▶ [The problem] Please reproduce every line of the listing below, keeping each one unchanged.

(Bounding box annotations)

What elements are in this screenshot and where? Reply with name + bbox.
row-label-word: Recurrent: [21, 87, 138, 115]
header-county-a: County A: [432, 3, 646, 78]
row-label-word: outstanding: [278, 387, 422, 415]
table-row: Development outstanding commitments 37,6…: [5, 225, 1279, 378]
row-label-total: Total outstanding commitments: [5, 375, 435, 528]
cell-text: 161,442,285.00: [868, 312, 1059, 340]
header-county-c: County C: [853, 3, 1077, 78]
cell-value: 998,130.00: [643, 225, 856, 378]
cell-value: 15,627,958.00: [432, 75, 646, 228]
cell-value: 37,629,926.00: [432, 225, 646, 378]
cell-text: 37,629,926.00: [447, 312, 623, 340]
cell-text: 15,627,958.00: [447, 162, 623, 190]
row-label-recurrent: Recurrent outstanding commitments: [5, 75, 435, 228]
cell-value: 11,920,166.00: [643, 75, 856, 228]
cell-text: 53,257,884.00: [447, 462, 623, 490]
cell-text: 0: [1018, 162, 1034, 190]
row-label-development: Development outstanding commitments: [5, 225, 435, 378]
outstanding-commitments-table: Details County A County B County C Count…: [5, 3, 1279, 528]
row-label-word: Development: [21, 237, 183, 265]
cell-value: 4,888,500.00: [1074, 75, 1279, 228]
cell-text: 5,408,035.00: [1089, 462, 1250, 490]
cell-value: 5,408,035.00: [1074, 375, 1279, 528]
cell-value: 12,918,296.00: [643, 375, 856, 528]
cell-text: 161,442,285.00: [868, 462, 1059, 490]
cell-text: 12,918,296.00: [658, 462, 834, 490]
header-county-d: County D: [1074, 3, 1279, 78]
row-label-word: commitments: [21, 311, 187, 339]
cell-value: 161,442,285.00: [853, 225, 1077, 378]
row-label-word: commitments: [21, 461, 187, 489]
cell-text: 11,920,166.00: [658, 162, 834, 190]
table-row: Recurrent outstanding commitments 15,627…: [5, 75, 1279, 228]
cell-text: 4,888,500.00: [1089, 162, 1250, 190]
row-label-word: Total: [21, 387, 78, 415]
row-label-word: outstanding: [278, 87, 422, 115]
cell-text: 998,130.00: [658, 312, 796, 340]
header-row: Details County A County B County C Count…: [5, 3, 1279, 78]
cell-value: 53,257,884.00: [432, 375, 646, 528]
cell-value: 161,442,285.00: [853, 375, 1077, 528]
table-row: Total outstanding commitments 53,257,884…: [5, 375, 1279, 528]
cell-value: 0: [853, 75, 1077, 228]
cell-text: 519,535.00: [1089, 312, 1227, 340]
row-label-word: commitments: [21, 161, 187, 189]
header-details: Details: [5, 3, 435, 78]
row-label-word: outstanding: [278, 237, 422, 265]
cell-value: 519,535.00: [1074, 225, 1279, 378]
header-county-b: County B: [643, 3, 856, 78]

▶ [Completed exercise]
What elements are in this screenshot and where? Reply with name + bbox.
row-label-word: Recurrent: [21, 87, 138, 115]
header-county-a: County A: [432, 3, 646, 78]
row-label-word: outstanding: [278, 387, 422, 415]
table-row: Development outstanding commitments 37,6…: [5, 225, 1279, 378]
row-label-total: Total outstanding commitments: [5, 375, 435, 528]
cell-text: 161,442,285.00: [868, 312, 1059, 340]
header-county-c: County C: [853, 3, 1077, 78]
cell-value: 998,130.00: [643, 225, 856, 378]
cell-value: 15,627,958.00: [432, 75, 646, 228]
cell-value: 37,629,926.00: [432, 225, 646, 378]
cell-text: 37,629,926.00: [447, 312, 623, 340]
cell-text: 15,627,958.00: [447, 162, 623, 190]
row-label-recurrent: Recurrent outstanding commitments: [5, 75, 435, 228]
cell-value: 11,920,166.00: [643, 75, 856, 228]
cell-text: 53,257,884.00: [447, 462, 623, 490]
cell-text: 0: [1018, 162, 1034, 190]
row-label-development: Development outstanding commitments: [5, 225, 435, 378]
outstanding-commitments-table: Details County A County B County C Count…: [5, 3, 1279, 528]
row-label-word: Development: [21, 237, 183, 265]
cell-value: 4,888,500.00: [1074, 75, 1279, 228]
cell-text: 5,408,035.00: [1089, 462, 1250, 490]
cell-value: 5,408,035.00: [1074, 375, 1279, 528]
cell-value: 12,918,296.00: [643, 375, 856, 528]
cell-text: 161,442,285.00: [868, 462, 1059, 490]
cell-text: 12,918,296.00: [658, 462, 834, 490]
header-county-d: County D: [1074, 3, 1279, 78]
row-label-word: commitments: [21, 311, 187, 339]
cell-value: 161,442,285.00: [853, 225, 1077, 378]
row-label-word: commitments: [21, 461, 187, 489]
cell-text: 11,920,166.00: [658, 162, 834, 190]
table-row: Recurrent outstanding commitments 15,627…: [5, 75, 1279, 228]
cell-text: 4,888,500.00: [1089, 162, 1250, 190]
row-label-word: Total: [21, 387, 78, 415]
row-label-word: outstanding: [278, 87, 422, 115]
cell-text: 998,130.00: [658, 312, 796, 340]
header-row: Details County A County B County C Count…: [5, 3, 1279, 78]
cell-value: 53,257,884.00: [432, 375, 646, 528]
cell-value: 161,442,285.00: [853, 375, 1077, 528]
table-row: Total outstanding commitments 53,257,884…: [5, 375, 1279, 528]
cell-value: 0: [853, 75, 1077, 228]
cell-text: 519,535.00: [1089, 312, 1227, 340]
row-label-word: commitments: [21, 161, 187, 189]
header-details: Details: [5, 3, 435, 78]
row-label-word: outstanding: [278, 237, 422, 265]
cell-value: 519,535.00: [1074, 225, 1279, 378]
header-county-b: County B: [643, 3, 856, 78]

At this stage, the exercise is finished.